⟨

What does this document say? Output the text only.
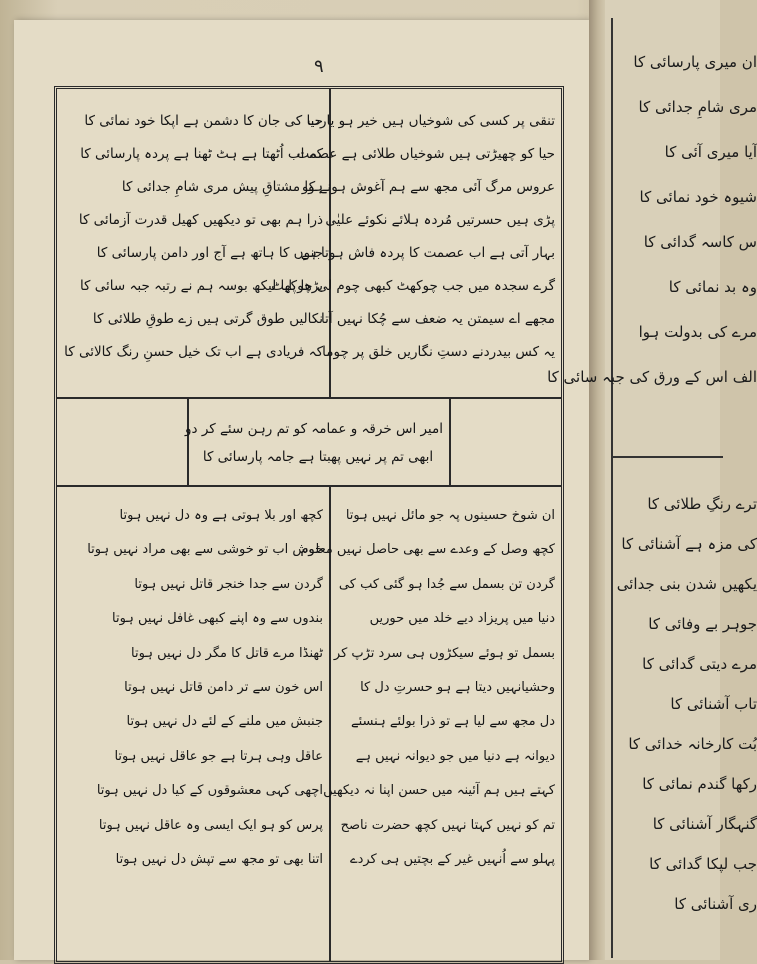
٩
تنقی پر کسی کی شوخیاں ہیں خیر ہو یارب
حیا کو چھیڑتی ہیں شوخیاں طلائی ہے عصمت
عروس مرگ آئی مجھ سے ہم آغوش ہونے کو
پڑی ہیں حسرتیں مُردہ ہلائے نکوئے علیٰی
بہار آتی ہے اب عصمت کا پردہ فاش ہوتا ہے
گرے سجدہ میں جب چوکھٹ کبھی چوم لی چوکھٹ
مجھے اے سیمتن یہ ضعف سے چُکا نہیں آتا
یہ کس بیدردنے دستِ نگاریں خلق پر چوما
حیا کی جان کا دشمن ہے اپکا خود نمائی کا
کہ اب اُٹھتا ہے ہٹ ٹھنا ہے پردہ پارسائی کا
ہوا مشتاقِ پیش مری شامِ جدائی کا
ذرا ہم بھی تو دیکھیں کھیل قدرت آزمائی کا
جنوں کا ہاتھ ہے آج اور دامن پارسائی کا
بڑھا پایا لیکھ بوسہ ہم نے رتبہ جبہ سائی کا
نکالیں طوق گرتی ہیں زے طوقِ طلائی کا
کہ فریادی ہے اب تک خیل حسنِ رنگ کالائی کا
امیر اس خرقہ و عمامہ کو تم رہن سئے کر دو
ابھی تم پر نہیں پھبتا ہے جامہ پارسائی کا
ان شوخ حسینوں پہ جو مائل نہیں ہوتا
کچھ وصل کے وعدے سے بھی حاصل نہیں معلوم
گردن تن بسمل سے جُدا ہو گئی کب کی
دنیا میں پریزاد دیے خلد میں حوریں
بسمل تو ہوئے سیکڑوں ہی سرد تڑپ کر
وحشیانہیں دیتا ہے ہو حسرتِ دل کا
دل مجھ سے لیا ہے تو ذرا بولئے ہنسئے
دیوانہ ہے دنیا میں جو دیوانہ نہیں ہے
کہتے ہیں ہم آئینہ میں حسن اپنا نہ دیکھیں
تم کو نہیں کہتا نہیں کچھ حضرت ناصح
پہلو سے اُنہیں غیر کے بچتیں ہی کردے
کچھ اور بلا ہوتی ہے وہ دل نہیں ہوتا
خوش اب تو خوشی سے بھی مراد نہیں ہوتا
گردن سے جدا خنجر قاتل نہیں ہوتا
بندوں سے وہ اپنے کبھی غافل نہیں ہوتا
ٹھنڈا مرے قاتل کا مگر دل نہیں ہوتا
اس خون سے تر دامن قاتل نہیں ہوتا
جنبش میں ملنے کے لئے دل نہیں ہوتا
عاقل وہی ہرتا ہے جو عاقل نہیں ہوتا
اچھی کہی معشوقوں کے کیا دل نہیں ہوتا
پرس کو ہو ایک ایسی وہ عاقل نہیں ہوتا
اتنا بھی تو مجھ سے تپش دل نہیں ہوتا
ان میری پارسائی کا
مری شامِ جدائی کا
آیا میری آئی کا
شیوہ خود نمائی کا
س کاسہ گدائی کا
وہ بد نمائی کا
مرے کی بدولت ہوا
الف اس کے ورق کی جبہ سائی کا
ترے رنگِ طلائی کا
کی مزہ ہے آشنائی کا
یکھیں شدن بنی جدائی
جوہر بے وفائی کا
مرے دیتی گدائی کا
تاب آشنائی کا
بُت کارخانہ خدائی کا
رکھا گندم نمائی کا
گنہگار آشنائی کا
جب لپکا گدائی کا
ری آشنائی کا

⟩

= Task prompt =
Except for the pictures, give all the material above again verbatim.

= Finished exercise =
What does this document say? Output the text only.
٩
تنقی پر کسی کی شوخیاں ہیں خیر ہو یارب
حیا کو چھیڑتی ہیں شوخیاں طلائی ہے عصمت
عروس مرگ آئی مجھ سے ہم آغوش ہونے کو
پڑی ہیں حسرتیں مُردہ ہلائے نکوئے علیٰی
بہار آتی ہے اب عصمت کا پردہ فاش ہوتا ہے
گرے سجدہ میں جب چوکھٹ کبھی چوم لی چوکھٹ
مجھے اے سیمتن یہ ضعف سے چُکا نہیں آتا
یہ کس بیدردنے دستِ نگاریں خلق پر چوما
حیا کی جان کا دشمن ہے اپکا خود نمائی کا
کہ اب اُٹھتا ہے ہٹ ٹھنا ہے پردہ پارسائی کا
ہوا مشتاقِ پیش مری شامِ جدائی کا
ذرا ہم بھی تو دیکھیں کھیل قدرت آزمائی کا
جنوں کا ہاتھ ہے آج اور دامن پارسائی کا
بڑھا پایا لیکھ بوسہ ہم نے رتبہ جبہ سائی کا
نکالیں طوق گرتی ہیں زے طوقِ طلائی کا
کہ فریادی ہے اب تک خیل حسنِ رنگ کالائی کا
امیر اس خرقہ و عمامہ کو تم رہن سئے کر دو
ابھی تم پر نہیں پھبتا ہے جامہ پارسائی کا
ان شوخ حسینوں پہ جو مائل نہیں ہوتا
کچھ وصل کے وعدے سے بھی حاصل نہیں معلوم
گردن تن بسمل سے جُدا ہو گئی کب کی
دنیا میں پریزاد دیے خلد میں حوریں
بسمل تو ہوئے سیکڑوں ہی سرد تڑپ کر
وحشیانہیں دیتا ہے ہو حسرتِ دل کا
دل مجھ سے لیا ہے تو ذرا بولئے ہنسئے
دیوانہ ہے دنیا میں جو دیوانہ نہیں ہے
کہتے ہیں ہم آئینہ میں حسن اپنا نہ دیکھیں
تم کو نہیں کہتا نہیں کچھ حضرت ناصح
پہلو سے اُنہیں غیر کے بچتیں ہی کردے
کچھ اور بلا ہوتی ہے وہ دل نہیں ہوتا
خوش اب تو خوشی سے بھی مراد نہیں ہوتا
گردن سے جدا خنجر قاتل نہیں ہوتا
بندوں سے وہ اپنے کبھی غافل نہیں ہوتا
ٹھنڈا مرے قاتل کا مگر دل نہیں ہوتا
اس خون سے تر دامن قاتل نہیں ہوتا
جنبش میں ملنے کے لئے دل نہیں ہوتا
عاقل وہی ہرتا ہے جو عاقل نہیں ہوتا
اچھی کہی معشوقوں کے کیا دل نہیں ہوتا
پرس کو ہو ایک ایسی وہ عاقل نہیں ہوتا
اتنا بھی تو مجھ سے تپش دل نہیں ہوتا
ان میری پارسائی کا
مری شامِ جدائی کا
آیا میری آئی کا
شیوہ خود نمائی کا
س کاسہ گدائی کا
وہ بد نمائی کا
مرے کی بدولت ہوا
الف اس کے ورق کی جبہ سائی کا
ترے رنگِ طلائی کا
کی مزہ ہے آشنائی کا
یکھیں شدن بنی جدائی
جوہر بے وفائی کا
مرے دیتی گدائی کا
تاب آشنائی کا
بُت کارخانہ خدائی کا
رکھا گندم نمائی کا
گنہگار آشنائی کا
جب لپکا گدائی کا
ری آشنائی کا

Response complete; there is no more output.